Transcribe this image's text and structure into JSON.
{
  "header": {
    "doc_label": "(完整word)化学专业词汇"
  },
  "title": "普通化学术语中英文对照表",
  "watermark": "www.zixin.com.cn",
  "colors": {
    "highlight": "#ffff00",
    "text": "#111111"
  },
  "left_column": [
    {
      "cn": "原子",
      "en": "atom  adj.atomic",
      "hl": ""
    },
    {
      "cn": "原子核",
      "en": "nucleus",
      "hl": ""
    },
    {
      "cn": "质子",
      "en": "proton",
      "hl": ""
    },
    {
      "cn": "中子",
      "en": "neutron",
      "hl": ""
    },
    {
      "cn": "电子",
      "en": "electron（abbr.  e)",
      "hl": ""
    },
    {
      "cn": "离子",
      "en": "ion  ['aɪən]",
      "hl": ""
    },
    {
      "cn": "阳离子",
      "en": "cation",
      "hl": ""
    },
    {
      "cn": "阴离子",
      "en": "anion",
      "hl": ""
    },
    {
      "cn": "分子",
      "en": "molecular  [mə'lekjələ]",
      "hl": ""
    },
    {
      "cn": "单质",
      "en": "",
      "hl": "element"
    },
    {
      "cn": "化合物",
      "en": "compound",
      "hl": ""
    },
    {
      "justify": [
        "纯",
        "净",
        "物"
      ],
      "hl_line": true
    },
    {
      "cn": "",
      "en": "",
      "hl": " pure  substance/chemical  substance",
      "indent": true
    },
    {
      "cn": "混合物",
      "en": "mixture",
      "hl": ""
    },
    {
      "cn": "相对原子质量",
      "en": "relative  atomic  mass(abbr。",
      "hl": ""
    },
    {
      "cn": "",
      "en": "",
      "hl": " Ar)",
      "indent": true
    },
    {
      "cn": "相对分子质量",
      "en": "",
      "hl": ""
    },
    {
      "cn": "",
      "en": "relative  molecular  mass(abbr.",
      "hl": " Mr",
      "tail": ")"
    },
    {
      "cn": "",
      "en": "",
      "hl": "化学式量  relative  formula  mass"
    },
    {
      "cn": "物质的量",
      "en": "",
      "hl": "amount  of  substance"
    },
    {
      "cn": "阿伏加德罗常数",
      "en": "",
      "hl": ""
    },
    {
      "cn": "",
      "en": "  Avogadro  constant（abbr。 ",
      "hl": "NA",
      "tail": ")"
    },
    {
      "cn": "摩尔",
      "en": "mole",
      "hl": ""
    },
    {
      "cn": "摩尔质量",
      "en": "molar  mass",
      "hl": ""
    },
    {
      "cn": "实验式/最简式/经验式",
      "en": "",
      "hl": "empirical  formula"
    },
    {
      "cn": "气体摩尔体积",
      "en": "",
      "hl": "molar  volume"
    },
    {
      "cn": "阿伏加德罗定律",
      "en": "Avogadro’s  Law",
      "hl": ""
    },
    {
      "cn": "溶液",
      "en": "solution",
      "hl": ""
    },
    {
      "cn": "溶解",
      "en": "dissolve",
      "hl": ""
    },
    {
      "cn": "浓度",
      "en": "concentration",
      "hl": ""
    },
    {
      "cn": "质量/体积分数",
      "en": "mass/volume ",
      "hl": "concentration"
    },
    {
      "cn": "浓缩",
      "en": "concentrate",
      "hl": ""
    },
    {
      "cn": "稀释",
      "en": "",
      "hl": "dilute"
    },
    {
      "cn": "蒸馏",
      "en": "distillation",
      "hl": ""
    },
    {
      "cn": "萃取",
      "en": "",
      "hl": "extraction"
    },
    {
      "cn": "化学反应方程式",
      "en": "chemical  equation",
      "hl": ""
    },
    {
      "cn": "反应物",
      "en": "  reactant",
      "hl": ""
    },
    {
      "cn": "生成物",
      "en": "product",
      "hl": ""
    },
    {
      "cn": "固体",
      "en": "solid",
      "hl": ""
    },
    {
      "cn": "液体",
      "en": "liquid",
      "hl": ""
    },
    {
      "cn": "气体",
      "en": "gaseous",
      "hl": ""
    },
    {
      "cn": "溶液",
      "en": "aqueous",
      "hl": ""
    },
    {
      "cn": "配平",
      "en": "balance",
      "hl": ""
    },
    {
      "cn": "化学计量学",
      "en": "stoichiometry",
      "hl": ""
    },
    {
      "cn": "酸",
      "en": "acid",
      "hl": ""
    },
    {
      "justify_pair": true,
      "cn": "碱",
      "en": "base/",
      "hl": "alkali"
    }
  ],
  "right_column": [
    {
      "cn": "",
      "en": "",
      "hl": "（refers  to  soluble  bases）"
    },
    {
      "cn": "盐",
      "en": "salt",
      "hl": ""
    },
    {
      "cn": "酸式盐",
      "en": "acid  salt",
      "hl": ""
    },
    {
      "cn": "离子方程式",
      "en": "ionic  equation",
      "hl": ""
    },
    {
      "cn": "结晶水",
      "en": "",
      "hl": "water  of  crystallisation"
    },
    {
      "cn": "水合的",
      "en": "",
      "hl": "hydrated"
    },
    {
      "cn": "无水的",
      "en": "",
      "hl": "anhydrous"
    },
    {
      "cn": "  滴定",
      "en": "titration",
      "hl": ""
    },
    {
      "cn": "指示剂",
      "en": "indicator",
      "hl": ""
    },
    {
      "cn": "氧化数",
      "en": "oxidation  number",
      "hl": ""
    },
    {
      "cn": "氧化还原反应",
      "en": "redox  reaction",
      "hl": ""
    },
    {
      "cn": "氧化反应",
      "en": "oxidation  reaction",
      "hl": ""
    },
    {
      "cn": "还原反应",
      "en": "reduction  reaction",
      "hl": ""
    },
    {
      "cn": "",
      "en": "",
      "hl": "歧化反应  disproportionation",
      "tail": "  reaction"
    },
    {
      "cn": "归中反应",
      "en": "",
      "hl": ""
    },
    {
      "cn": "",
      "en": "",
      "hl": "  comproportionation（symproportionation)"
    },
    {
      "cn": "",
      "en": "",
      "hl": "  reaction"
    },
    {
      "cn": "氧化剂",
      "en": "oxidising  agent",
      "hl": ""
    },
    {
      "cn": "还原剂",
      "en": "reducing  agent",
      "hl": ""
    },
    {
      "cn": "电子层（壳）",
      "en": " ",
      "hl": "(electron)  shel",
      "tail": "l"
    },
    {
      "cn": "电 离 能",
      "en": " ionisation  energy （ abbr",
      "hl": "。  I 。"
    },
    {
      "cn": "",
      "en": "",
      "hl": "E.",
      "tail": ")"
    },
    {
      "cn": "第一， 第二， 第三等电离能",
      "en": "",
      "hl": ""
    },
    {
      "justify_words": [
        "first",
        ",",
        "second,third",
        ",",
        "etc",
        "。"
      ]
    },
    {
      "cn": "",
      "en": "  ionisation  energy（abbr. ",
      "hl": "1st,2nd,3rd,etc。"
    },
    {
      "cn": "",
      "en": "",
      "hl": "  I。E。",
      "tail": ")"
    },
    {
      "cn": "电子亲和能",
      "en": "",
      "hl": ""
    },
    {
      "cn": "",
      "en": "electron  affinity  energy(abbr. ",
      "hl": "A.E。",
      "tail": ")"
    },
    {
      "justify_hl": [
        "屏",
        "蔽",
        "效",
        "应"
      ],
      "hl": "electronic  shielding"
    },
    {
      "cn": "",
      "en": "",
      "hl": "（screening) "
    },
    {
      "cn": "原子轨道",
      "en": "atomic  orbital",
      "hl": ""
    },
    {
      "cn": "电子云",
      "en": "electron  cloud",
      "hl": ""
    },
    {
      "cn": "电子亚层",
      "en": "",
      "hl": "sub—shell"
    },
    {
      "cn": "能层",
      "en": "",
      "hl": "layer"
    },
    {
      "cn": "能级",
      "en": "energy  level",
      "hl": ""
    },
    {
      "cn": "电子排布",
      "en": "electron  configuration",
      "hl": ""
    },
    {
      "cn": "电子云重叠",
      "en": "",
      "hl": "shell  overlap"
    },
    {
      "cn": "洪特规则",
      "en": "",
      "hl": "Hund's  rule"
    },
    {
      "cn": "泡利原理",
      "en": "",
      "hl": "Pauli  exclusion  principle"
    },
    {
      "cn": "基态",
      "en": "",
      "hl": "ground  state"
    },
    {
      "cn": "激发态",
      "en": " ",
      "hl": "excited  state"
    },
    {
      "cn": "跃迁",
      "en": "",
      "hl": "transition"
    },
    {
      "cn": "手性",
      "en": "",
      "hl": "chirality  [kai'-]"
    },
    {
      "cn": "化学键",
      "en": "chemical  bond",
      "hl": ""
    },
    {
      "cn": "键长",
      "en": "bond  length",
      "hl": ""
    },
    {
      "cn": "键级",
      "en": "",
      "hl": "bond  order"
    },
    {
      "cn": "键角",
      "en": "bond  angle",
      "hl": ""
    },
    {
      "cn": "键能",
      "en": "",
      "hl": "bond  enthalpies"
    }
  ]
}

> [TO BE DONE]: Determine the number of lines in these entries that contain the word "concentration", and write only that number.

> [REPLY TO THE EXERCISE]: 2